◆ Data extract:
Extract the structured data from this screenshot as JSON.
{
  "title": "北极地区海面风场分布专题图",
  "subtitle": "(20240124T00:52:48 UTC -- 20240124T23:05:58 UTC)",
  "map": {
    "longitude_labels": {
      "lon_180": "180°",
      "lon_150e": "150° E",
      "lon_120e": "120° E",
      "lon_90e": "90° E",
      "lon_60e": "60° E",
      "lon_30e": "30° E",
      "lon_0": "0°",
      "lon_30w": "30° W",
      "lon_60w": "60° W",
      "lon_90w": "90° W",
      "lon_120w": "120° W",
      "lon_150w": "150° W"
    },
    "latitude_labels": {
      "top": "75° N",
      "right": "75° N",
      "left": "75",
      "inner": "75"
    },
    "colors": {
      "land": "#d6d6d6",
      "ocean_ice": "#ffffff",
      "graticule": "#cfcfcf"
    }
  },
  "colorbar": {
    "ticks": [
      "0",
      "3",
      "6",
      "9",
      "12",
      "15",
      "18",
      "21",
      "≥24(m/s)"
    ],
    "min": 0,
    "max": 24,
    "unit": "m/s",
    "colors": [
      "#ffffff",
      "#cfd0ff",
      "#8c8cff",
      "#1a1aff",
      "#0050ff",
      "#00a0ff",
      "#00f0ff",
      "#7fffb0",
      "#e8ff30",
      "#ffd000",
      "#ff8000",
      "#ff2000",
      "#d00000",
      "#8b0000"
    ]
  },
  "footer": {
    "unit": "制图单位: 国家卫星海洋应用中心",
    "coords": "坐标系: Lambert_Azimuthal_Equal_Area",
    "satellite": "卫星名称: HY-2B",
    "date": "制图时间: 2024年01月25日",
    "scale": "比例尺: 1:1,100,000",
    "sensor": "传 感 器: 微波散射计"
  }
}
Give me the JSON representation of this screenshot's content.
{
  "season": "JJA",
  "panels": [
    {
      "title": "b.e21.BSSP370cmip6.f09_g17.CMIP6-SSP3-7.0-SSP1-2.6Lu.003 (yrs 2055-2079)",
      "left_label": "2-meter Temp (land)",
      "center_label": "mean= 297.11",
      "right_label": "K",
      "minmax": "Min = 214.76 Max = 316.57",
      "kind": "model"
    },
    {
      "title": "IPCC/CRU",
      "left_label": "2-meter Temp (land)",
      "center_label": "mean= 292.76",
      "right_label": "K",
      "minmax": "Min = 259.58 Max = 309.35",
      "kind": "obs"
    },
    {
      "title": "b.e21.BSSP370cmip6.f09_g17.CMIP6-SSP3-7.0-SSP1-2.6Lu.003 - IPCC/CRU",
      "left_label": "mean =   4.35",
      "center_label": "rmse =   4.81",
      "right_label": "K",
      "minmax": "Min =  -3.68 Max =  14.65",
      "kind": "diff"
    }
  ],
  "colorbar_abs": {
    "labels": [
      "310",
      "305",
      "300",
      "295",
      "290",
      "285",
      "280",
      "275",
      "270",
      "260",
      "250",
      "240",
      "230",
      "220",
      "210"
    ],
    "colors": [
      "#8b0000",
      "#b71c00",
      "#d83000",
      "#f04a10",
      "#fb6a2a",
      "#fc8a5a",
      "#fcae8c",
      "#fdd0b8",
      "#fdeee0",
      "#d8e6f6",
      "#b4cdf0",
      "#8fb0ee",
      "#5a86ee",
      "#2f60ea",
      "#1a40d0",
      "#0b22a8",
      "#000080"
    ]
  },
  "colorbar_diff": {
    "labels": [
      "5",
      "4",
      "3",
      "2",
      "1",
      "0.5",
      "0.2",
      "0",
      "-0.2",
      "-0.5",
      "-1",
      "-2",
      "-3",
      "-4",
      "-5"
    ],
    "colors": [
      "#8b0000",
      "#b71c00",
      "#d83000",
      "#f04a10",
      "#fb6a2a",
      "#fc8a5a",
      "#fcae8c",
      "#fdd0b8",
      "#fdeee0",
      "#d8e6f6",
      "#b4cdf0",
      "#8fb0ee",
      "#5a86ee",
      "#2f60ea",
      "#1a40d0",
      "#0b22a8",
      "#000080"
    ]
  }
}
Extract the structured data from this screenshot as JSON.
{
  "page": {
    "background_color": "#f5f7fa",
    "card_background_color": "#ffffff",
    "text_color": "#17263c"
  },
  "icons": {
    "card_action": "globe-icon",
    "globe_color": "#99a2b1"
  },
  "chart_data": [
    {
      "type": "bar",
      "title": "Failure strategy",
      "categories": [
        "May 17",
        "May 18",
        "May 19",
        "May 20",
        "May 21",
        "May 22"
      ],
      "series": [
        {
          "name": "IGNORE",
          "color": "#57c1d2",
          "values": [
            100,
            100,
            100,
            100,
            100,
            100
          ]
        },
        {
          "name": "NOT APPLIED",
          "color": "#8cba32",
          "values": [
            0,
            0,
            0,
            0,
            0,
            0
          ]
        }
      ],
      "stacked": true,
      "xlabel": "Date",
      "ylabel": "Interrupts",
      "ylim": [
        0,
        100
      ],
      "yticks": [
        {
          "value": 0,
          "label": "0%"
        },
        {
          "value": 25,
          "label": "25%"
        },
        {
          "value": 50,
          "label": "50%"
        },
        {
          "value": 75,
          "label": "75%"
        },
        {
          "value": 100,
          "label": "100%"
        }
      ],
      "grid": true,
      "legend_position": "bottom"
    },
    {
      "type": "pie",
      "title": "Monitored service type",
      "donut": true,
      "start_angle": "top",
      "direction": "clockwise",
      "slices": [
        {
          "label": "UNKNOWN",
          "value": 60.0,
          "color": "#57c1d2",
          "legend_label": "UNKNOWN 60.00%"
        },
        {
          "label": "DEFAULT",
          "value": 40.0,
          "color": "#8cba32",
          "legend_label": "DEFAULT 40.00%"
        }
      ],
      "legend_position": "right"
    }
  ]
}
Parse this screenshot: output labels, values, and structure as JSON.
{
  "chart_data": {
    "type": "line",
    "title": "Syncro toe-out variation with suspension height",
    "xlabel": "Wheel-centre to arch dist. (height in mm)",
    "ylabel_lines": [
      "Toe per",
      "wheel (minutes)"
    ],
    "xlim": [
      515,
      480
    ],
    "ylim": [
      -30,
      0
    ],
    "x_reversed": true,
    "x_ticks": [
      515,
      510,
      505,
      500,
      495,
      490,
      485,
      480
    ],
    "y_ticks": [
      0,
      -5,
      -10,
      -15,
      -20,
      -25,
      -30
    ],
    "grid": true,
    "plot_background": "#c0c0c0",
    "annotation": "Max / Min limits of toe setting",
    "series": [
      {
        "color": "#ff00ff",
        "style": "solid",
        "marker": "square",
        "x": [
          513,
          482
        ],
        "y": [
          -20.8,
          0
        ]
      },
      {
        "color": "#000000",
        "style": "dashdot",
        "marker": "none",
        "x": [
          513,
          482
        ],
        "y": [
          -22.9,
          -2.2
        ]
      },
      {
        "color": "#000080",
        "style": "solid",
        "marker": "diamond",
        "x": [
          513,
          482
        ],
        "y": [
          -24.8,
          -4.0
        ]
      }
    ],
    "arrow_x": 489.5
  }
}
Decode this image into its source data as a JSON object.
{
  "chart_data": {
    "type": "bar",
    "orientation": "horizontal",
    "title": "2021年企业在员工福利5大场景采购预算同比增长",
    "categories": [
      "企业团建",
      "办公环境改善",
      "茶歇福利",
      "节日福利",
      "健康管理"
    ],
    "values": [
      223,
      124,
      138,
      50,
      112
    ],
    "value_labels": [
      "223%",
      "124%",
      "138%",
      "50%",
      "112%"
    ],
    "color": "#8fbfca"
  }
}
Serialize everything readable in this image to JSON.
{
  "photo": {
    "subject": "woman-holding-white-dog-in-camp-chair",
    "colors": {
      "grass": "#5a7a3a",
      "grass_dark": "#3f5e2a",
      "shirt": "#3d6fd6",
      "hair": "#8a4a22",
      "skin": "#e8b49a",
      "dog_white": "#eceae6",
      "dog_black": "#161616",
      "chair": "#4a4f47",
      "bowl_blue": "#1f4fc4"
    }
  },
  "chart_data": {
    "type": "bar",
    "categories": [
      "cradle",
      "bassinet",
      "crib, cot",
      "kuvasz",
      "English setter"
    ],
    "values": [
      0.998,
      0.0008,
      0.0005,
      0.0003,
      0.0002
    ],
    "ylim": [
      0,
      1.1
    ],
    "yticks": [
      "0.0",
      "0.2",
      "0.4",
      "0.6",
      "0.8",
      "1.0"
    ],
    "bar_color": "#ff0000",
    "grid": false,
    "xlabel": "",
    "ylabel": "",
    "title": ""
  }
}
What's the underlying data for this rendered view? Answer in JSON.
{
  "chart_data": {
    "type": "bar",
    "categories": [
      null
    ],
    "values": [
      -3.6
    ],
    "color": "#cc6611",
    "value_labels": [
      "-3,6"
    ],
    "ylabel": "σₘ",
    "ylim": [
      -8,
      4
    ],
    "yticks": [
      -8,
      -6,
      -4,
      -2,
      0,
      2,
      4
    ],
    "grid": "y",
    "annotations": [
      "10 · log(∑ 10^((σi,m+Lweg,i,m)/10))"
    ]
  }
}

◆ Objective:
Identify and copy lines that hold the string "marker".

◆ The reply:
        "marker": "square",
        "marker": "none",
        "marker": "diamond",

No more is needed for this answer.